### RECORDS SHOWN
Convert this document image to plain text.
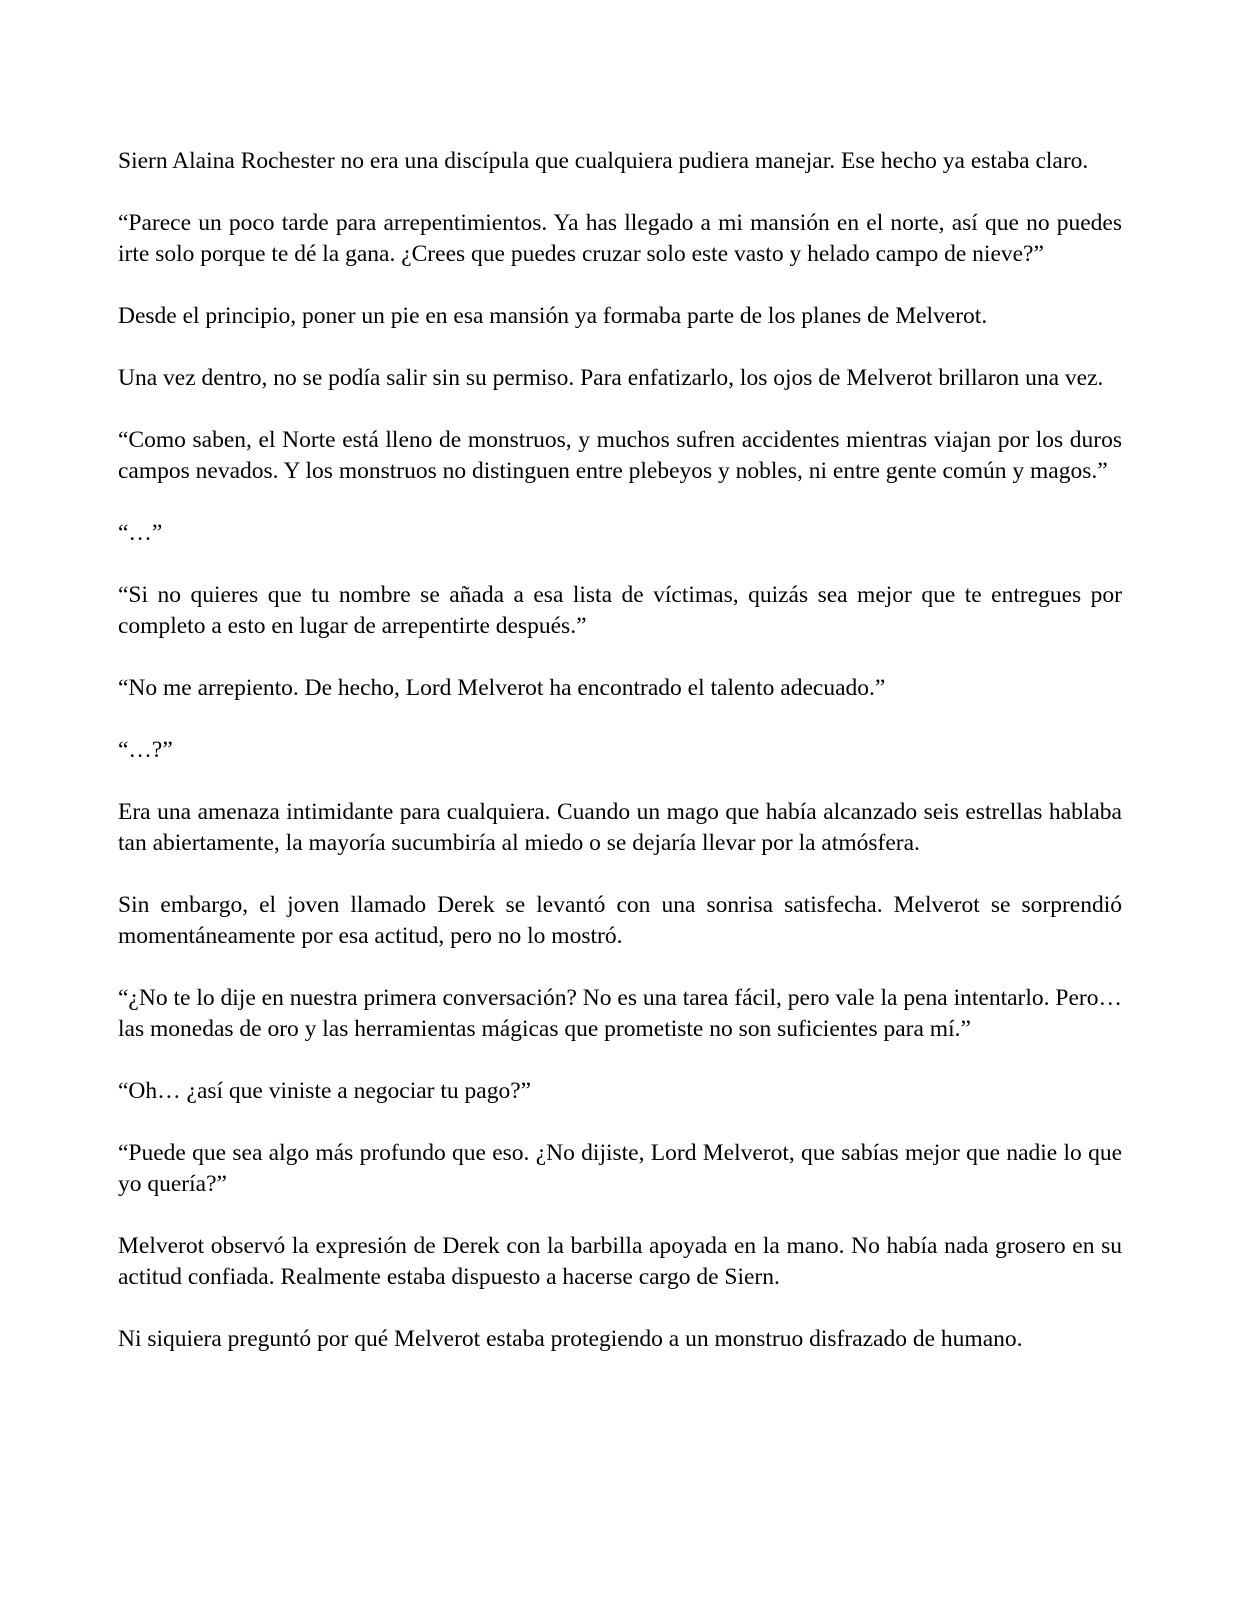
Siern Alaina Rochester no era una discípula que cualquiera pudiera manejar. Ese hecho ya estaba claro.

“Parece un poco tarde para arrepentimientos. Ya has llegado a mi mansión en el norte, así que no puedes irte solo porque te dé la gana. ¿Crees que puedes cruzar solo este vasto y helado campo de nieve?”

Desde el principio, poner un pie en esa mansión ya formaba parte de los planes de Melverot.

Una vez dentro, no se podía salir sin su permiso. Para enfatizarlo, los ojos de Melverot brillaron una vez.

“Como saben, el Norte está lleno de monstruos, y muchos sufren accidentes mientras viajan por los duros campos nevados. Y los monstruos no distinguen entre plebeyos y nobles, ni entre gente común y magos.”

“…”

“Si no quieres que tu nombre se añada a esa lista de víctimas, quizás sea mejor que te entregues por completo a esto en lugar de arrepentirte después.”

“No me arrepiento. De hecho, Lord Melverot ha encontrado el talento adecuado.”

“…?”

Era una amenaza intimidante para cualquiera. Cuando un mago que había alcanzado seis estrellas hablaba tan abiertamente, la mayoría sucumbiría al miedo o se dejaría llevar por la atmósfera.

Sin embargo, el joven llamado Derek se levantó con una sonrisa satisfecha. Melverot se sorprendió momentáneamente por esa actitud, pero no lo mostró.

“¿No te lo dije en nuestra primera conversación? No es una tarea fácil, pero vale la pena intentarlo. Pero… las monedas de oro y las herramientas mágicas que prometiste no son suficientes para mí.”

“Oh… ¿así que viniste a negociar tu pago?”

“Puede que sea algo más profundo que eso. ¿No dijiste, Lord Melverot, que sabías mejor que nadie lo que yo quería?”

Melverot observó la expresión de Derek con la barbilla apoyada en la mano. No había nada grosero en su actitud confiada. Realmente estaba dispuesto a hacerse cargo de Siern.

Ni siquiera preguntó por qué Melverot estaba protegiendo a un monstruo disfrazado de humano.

* * *

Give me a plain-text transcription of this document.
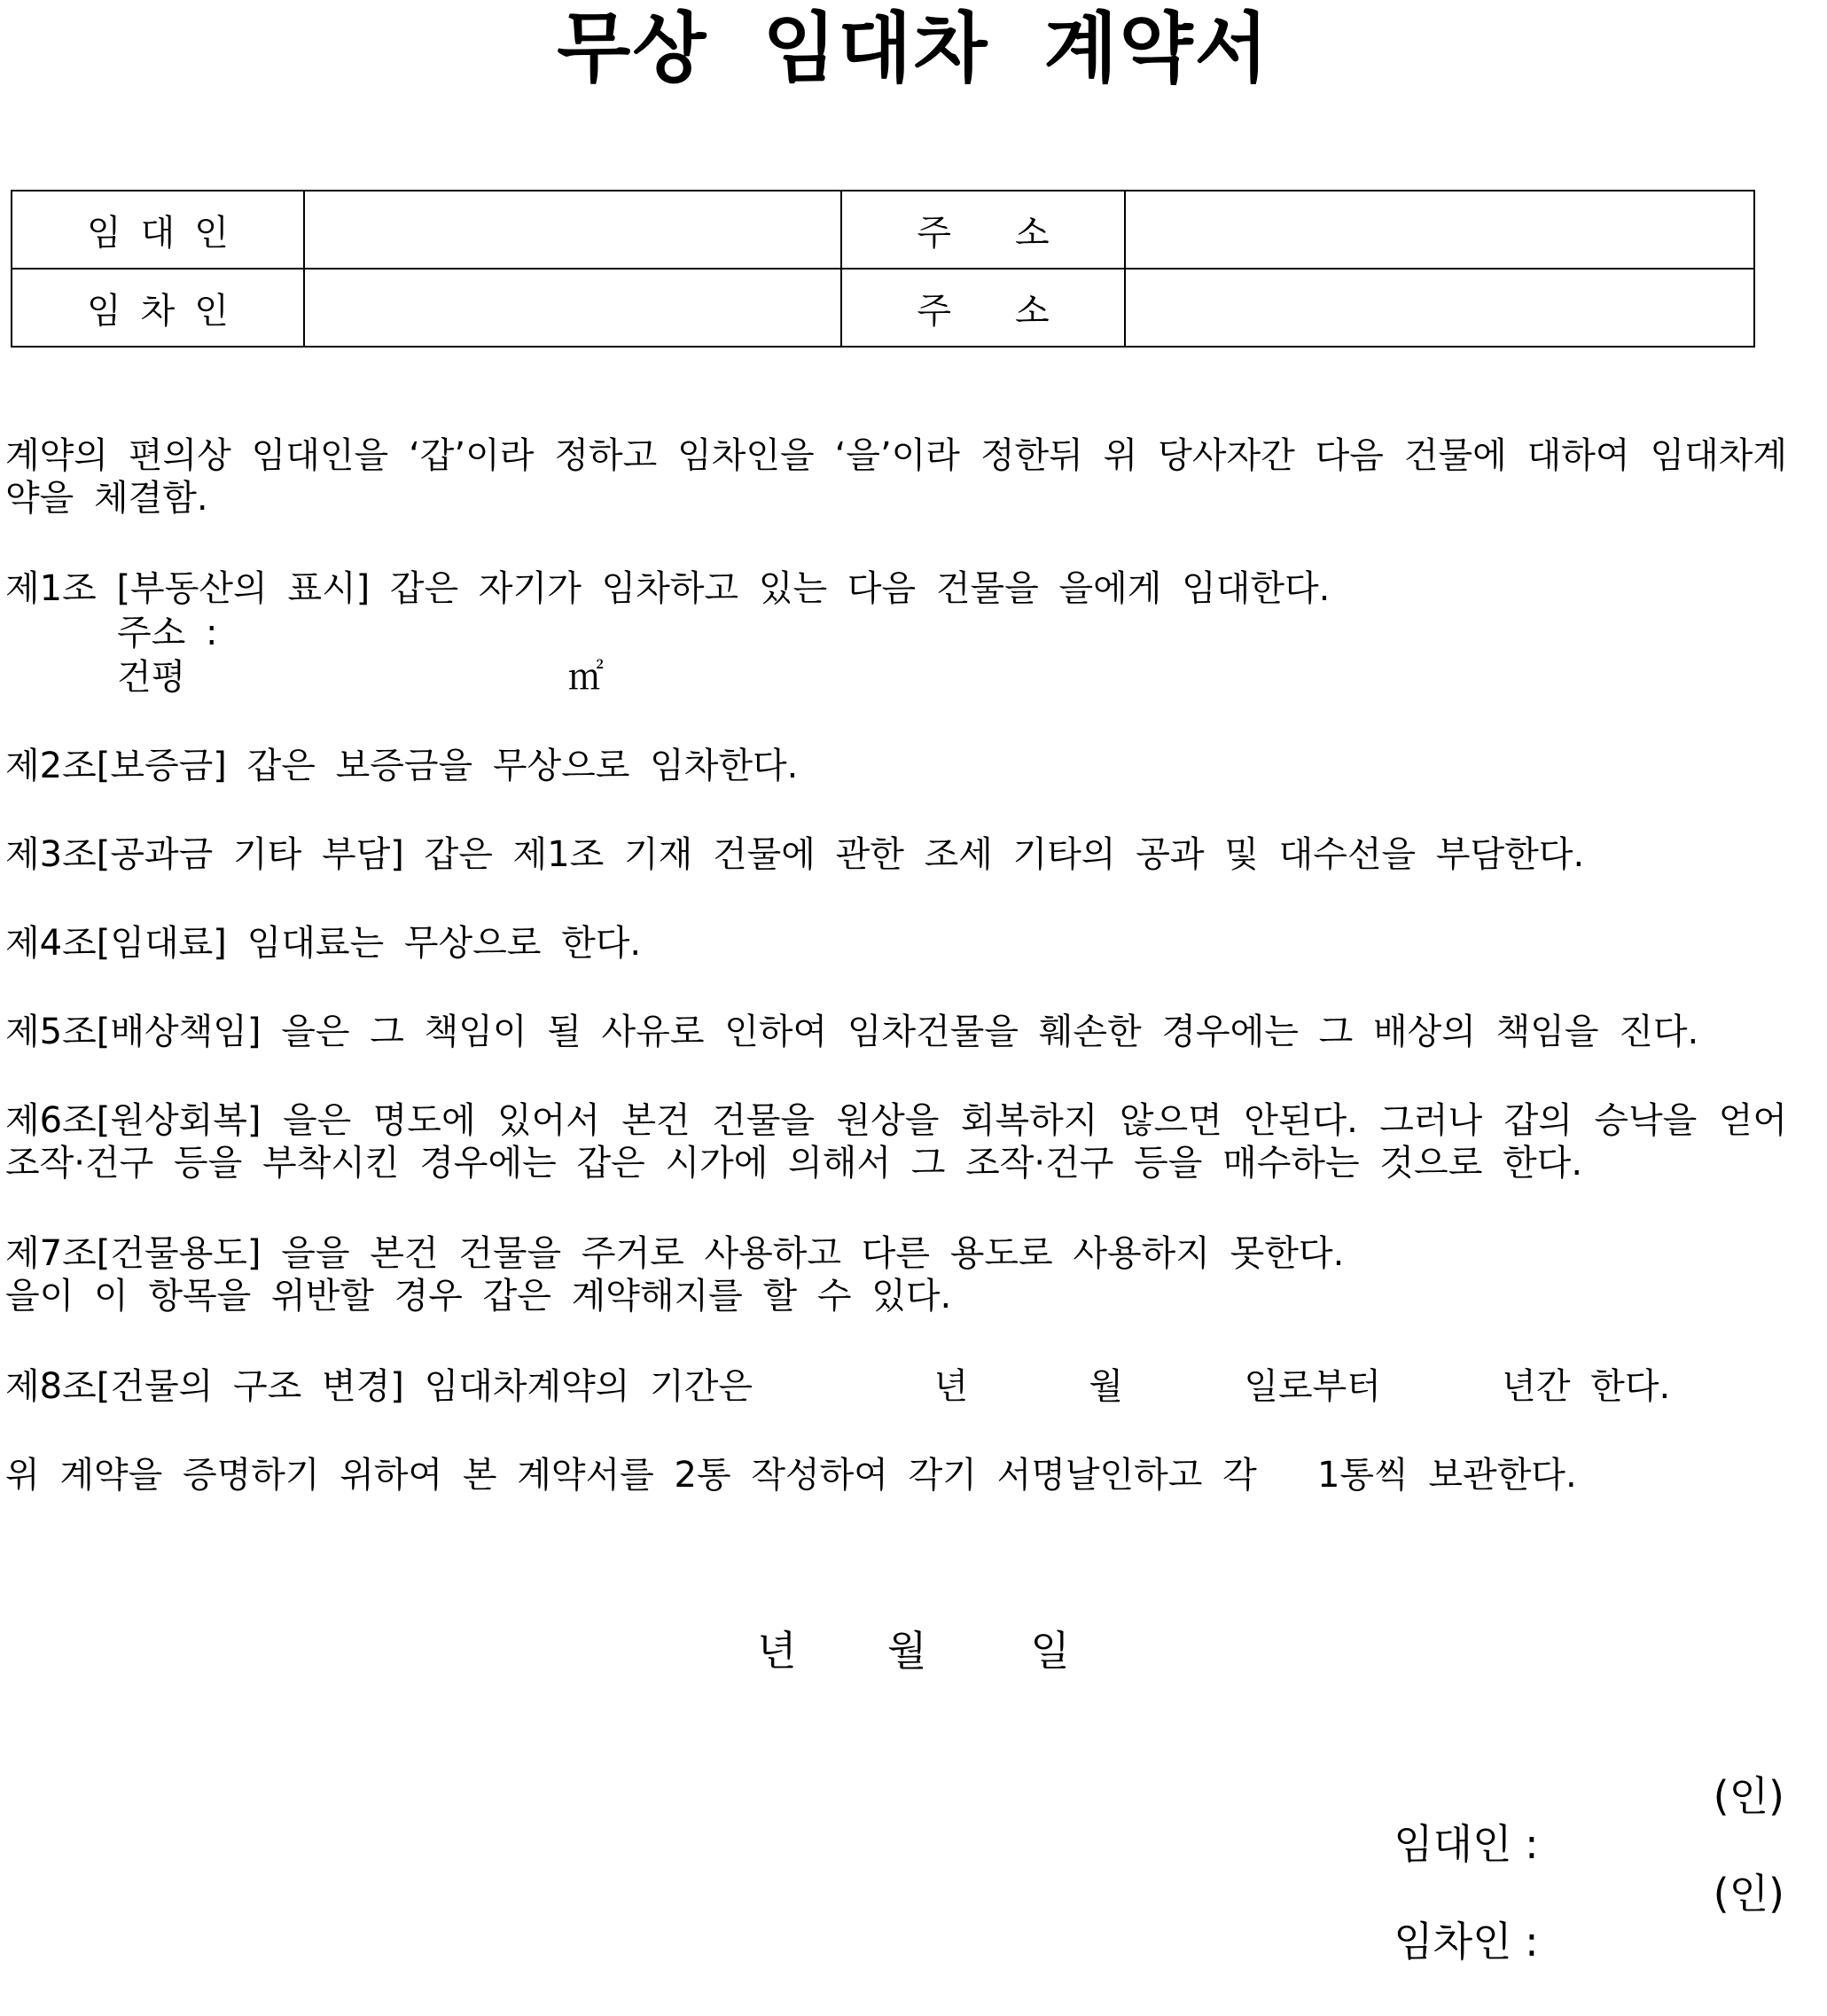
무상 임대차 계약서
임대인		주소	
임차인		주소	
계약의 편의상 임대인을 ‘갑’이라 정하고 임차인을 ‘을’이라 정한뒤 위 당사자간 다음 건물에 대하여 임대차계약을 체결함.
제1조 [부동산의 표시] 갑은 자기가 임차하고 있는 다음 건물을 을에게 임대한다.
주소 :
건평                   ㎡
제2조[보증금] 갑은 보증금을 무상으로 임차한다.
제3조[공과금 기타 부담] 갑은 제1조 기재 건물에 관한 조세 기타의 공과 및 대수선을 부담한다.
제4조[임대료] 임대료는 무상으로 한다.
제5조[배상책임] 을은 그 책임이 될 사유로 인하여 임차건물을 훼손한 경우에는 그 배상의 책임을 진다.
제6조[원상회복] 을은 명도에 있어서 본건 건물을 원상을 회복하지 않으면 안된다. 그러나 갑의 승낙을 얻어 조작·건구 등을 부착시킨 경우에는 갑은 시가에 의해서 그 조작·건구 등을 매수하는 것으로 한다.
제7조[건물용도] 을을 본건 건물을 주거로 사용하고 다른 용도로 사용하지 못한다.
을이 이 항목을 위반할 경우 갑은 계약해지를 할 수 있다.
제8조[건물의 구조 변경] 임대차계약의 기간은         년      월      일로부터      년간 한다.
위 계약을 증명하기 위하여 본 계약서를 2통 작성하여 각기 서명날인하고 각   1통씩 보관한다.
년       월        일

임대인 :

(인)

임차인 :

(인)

---

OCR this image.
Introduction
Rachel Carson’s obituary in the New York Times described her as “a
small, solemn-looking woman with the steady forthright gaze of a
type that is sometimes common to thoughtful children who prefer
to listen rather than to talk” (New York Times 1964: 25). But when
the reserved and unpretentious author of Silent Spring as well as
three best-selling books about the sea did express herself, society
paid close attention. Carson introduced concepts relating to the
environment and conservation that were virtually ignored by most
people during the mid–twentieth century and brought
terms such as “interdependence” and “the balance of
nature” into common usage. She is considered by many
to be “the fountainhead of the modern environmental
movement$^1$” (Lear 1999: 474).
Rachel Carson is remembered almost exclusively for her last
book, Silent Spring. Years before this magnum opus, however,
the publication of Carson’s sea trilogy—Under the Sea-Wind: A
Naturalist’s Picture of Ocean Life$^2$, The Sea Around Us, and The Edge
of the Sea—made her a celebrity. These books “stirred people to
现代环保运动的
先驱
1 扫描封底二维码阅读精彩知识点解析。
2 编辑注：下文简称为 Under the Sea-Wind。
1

### WRITTEN REQUEST
Look through the lines above and collect those with the word "Derek".

### FINISHED TASK
Sin embargo, el joven llamado Derek se levantó con una sonrisa satisfecha. Melverot se sorprendió momentáneamente por esa actitud, pero no lo mostró.
Melverot observó la expresión de Derek con la barbilla apoyada en la mano. No había nada grosero en su actitud confiada. Realmente estaba dispuesto a hacerse cargo de Siern.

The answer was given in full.